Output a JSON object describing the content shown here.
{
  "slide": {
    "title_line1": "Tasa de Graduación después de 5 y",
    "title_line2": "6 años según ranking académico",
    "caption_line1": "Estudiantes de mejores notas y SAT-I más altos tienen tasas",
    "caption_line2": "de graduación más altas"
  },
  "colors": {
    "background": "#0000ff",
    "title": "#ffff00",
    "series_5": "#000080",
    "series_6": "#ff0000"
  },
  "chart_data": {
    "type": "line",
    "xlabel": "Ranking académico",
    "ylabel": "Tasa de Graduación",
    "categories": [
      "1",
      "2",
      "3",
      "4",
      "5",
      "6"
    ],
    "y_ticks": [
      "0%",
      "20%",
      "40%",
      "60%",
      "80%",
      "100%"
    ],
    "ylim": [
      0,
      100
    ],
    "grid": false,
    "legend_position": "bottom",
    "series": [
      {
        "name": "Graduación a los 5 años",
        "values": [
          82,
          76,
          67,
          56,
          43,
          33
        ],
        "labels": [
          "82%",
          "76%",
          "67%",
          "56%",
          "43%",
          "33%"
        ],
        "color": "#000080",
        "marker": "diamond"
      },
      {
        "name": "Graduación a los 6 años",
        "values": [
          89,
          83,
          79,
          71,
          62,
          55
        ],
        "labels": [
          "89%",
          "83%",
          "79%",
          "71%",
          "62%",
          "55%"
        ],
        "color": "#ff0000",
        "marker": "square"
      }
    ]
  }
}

WORK TO BE COMPLETED >>
Write out every entry word for word.

EXERCISE ANSWER >>
Output a JSON object describing the content shown here.
{
  "slide": {
    "title_line1": "Tasa de Graduación después de 5 y",
    "title_line2": "6 años según ranking académico",
    "caption_line1": "Estudiantes de mejores notas y SAT-I más altos tienen tasas",
    "caption_line2": "de graduación más altas"
  },
  "colors": {
    "background": "#0000ff",
    "title": "#ffff00",
    "series_5": "#000080",
    "series_6": "#ff0000"
  },
  "chart_data": {
    "type": "line",
    "xlabel": "Ranking académico",
    "ylabel": "Tasa de Graduación",
    "categories": [
      "1",
      "2",
      "3",
      "4",
      "5",
      "6"
    ],
    "y_ticks": [
      "0%",
      "20%",
      "40%",
      "60%",
      "80%",
      "100%"
    ],
    "ylim": [
      0,
      100
    ],
    "grid": false,
    "legend_position": "bottom",
    "series": [
      {
        "name": "Graduación a los 5 años",
        "values": [
          82,
          76,
          67,
          56,
          43,
          33
        ],
        "labels": [
          "82%",
          "76%",
          "67%",
          "56%",
          "43%",
          "33%"
        ],
        "color": "#000080",
        "marker": "diamond"
      },
      {
        "name": "Graduación a los 6 años",
        "values": [
          89,
          83,
          79,
          71,
          62,
          55
        ],
        "labels": [
          "89%",
          "83%",
          "79%",
          "71%",
          "62%",
          "55%"
        ],
        "color": "#ff0000",
        "marker": "square"
      }
    ]
  }
}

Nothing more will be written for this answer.